▶ [THE EXERCISE]
All the data should come back exactly as it was given.

╭─ DATA ROWS

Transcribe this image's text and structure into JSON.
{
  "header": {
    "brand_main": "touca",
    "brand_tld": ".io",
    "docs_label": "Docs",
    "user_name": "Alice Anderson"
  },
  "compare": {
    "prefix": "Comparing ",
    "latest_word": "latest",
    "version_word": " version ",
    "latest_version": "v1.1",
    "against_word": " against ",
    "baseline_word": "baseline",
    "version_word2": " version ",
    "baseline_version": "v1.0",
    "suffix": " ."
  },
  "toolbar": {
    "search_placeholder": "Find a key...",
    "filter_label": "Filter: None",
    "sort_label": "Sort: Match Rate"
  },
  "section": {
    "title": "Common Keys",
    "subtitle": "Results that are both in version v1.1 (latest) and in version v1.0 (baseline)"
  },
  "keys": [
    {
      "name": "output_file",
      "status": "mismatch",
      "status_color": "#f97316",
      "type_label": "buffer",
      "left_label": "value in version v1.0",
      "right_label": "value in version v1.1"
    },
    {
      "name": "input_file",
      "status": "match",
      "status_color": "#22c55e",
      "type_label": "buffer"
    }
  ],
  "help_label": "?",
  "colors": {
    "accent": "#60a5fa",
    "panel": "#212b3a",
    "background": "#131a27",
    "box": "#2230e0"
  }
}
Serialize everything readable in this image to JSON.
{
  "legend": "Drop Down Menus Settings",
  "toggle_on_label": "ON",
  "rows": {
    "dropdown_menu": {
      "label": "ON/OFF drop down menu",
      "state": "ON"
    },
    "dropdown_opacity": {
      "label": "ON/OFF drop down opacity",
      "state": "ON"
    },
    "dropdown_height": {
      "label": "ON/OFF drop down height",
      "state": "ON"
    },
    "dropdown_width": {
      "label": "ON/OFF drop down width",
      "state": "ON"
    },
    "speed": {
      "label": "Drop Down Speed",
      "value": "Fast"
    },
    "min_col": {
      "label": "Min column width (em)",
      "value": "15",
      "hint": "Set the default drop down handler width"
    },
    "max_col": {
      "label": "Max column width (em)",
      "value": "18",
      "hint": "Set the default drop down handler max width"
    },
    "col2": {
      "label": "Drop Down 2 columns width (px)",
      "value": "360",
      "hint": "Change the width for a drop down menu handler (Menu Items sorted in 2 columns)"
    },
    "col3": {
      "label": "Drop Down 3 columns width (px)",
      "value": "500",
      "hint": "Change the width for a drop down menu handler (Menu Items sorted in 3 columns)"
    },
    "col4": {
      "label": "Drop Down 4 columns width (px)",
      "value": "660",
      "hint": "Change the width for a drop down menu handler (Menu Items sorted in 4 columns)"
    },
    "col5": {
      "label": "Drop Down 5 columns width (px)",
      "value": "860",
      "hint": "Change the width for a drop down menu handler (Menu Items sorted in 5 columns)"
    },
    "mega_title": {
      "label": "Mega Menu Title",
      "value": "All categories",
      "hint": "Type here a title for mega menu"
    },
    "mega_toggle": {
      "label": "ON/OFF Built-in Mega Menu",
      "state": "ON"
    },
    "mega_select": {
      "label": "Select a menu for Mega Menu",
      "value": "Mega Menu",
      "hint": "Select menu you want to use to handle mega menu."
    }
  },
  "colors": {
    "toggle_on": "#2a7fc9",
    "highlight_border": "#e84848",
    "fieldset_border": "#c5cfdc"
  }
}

╰─

▶ [EXERCISE OUTPUT]
Transcribe this image's text and structure into JSON.
{
  "header": {
    "brand_main": "touca",
    "brand_tld": ".io",
    "docs_label": "Docs",
    "user_name": "Alice Anderson"
  },
  "compare": {
    "prefix": "Comparing ",
    "latest_word": "latest",
    "version_word": " version ",
    "latest_version": "v1.1",
    "against_word": " against ",
    "baseline_word": "baseline",
    "version_word2": " version ",
    "baseline_version": "v1.0",
    "suffix": " ."
  },
  "toolbar": {
    "search_placeholder": "Find a key...",
    "filter_label": "Filter: None",
    "sort_label": "Sort: Match Rate"
  },
  "section": {
    "title": "Common Keys",
    "subtitle": "Results that are both in version v1.1 (latest) and in version v1.0 (baseline)"
  },
  "keys": [
    {
      "name": "output_file",
      "status": "mismatch",
      "status_color": "#f97316",
      "type_label": "buffer",
      "left_label": "value in version v1.0",
      "right_label": "value in version v1.1"
    },
    {
      "name": "input_file",
      "status": "match",
      "status_color": "#22c55e",
      "type_label": "buffer"
    }
  ],
  "help_label": "?",
  "colors": {
    "accent": "#60a5fa",
    "panel": "#212b3a",
    "background": "#131a27",
    "box": "#2230e0"
  }
}
Serialize everything readable in this image to JSON.
{
  "legend": "Drop Down Menus Settings",
  "toggle_on_label": "ON",
  "rows": {
    "dropdown_menu": {
      "label": "ON/OFF drop down menu",
      "state": "ON"
    },
    "dropdown_opacity": {
      "label": "ON/OFF drop down opacity",
      "state": "ON"
    },
    "dropdown_height": {
      "label": "ON/OFF drop down height",
      "state": "ON"
    },
    "dropdown_width": {
      "label": "ON/OFF drop down width",
      "state": "ON"
    },
    "speed": {
      "label": "Drop Down Speed",
      "value": "Fast"
    },
    "min_col": {
      "label": "Min column width (em)",
      "value": "15",
      "hint": "Set the default drop down handler width"
    },
    "max_col": {
      "label": "Max column width (em)",
      "value": "18",
      "hint": "Set the default drop down handler max width"
    },
    "col2": {
      "label": "Drop Down 2 columns width (px)",
      "value": "360",
      "hint": "Change the width for a drop down menu handler (Menu Items sorted in 2 columns)"
    },
    "col3": {
      "label": "Drop Down 3 columns width (px)",
      "value": "500",
      "hint": "Change the width for a drop down menu handler (Menu Items sorted in 3 columns)"
    },
    "col4": {
      "label": "Drop Down 4 columns width (px)",
      "value": "660",
      "hint": "Change the width for a drop down menu handler (Menu Items sorted in 4 columns)"
    },
    "col5": {
      "label": "Drop Down 5 columns width (px)",
      "value": "860",
      "hint": "Change the width for a drop down menu handler (Menu Items sorted in 5 columns)"
    },
    "mega_title": {
      "label": "Mega Menu Title",
      "value": "All categories",
      "hint": "Type here a title for mega menu"
    },
    "mega_toggle": {
      "label": "ON/OFF Built-in Mega Menu",
      "state": "ON"
    },
    "mega_select": {
      "label": "Select a menu for Mega Menu",
      "value": "Mega Menu",
      "hint": "Select menu you want to use to handle mega menu."
    }
  },
  "colors": {
    "toggle_on": "#2a7fc9",
    "highlight_border": "#e84848",
    "fieldset_border": "#c5cfdc"
  }
}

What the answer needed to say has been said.